**Exercise:**
Write out all entries word for word.

**Material supplied:**
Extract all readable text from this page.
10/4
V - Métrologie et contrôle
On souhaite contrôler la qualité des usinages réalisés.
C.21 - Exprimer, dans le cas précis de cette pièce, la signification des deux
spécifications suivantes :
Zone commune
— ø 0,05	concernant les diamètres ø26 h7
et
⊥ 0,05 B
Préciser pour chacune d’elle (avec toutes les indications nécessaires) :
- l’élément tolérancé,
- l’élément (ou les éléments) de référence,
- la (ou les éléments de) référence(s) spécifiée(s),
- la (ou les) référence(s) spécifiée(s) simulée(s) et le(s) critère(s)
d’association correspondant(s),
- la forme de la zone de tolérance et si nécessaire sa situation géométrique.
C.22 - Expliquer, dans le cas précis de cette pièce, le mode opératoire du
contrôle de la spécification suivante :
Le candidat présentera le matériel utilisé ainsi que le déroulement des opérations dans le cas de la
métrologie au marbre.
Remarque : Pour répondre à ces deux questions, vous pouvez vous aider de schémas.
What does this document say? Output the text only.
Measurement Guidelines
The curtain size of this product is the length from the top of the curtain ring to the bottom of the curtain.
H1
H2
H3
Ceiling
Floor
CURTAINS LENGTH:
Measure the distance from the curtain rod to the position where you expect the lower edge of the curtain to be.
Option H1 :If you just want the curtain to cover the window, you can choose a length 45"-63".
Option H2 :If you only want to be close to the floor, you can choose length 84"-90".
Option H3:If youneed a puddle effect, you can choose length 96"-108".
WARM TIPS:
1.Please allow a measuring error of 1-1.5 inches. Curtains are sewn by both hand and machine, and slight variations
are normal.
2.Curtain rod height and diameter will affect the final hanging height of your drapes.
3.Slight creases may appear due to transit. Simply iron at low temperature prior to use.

**Solution to the problem:**
Extract all readable text from this page.
10/4
V - Métrologie et contrôle
On souhaite contrôler la qualité des usinages réalisés.
C.21 - Exprimer, dans le cas précis de cette pièce, la signification des deux
spécifications suivantes :
Zone commune
— ø 0,05	concernant les diamètres ø26 h7
et
⊥ 0,05 B
Préciser pour chacune d’elle (avec toutes les indications nécessaires) :
- l’élément tolérancé,
- l’élément (ou les éléments) de référence,
- la (ou les éléments de) référence(s) spécifiée(s),
- la (ou les) référence(s) spécifiée(s) simulée(s) et le(s) critère(s)
d’association correspondant(s),
- la forme de la zone de tolérance et si nécessaire sa situation géométrique.
C.22 - Expliquer, dans le cas précis de cette pièce, le mode opératoire du
contrôle de la spécification suivante :
Le candidat présentera le matériel utilisé ainsi que le déroulement des opérations dans le cas de la
métrologie au marbre.
Remarque : Pour répondre à ces deux questions, vous pouvez vous aider de schémas.
What does this document say? Output the text only.
Measurement Guidelines
The curtain size of this product is the length from the top of the curtain ring to the bottom of the curtain.
H1
H2
H3
Ceiling
Floor
CURTAINS LENGTH:
Measure the distance from the curtain rod to the position where you expect the lower edge of the curtain to be.
Option H1 :If you just want the curtain to cover the window, you can choose a length 45"-63".
Option H2 :If you only want to be close to the floor, you can choose length 84"-90".
Option H3:If youneed a puddle effect, you can choose length 96"-108".
WARM TIPS:
1.Please allow a measuring error of 1-1.5 inches. Curtains are sewn by both hand and machine, and slight variations
are normal.
2.Curtain rod height and diameter will affect the final hanging height of your drapes.
3.Slight creases may appear due to transit. Simply iron at low temperature prior to use.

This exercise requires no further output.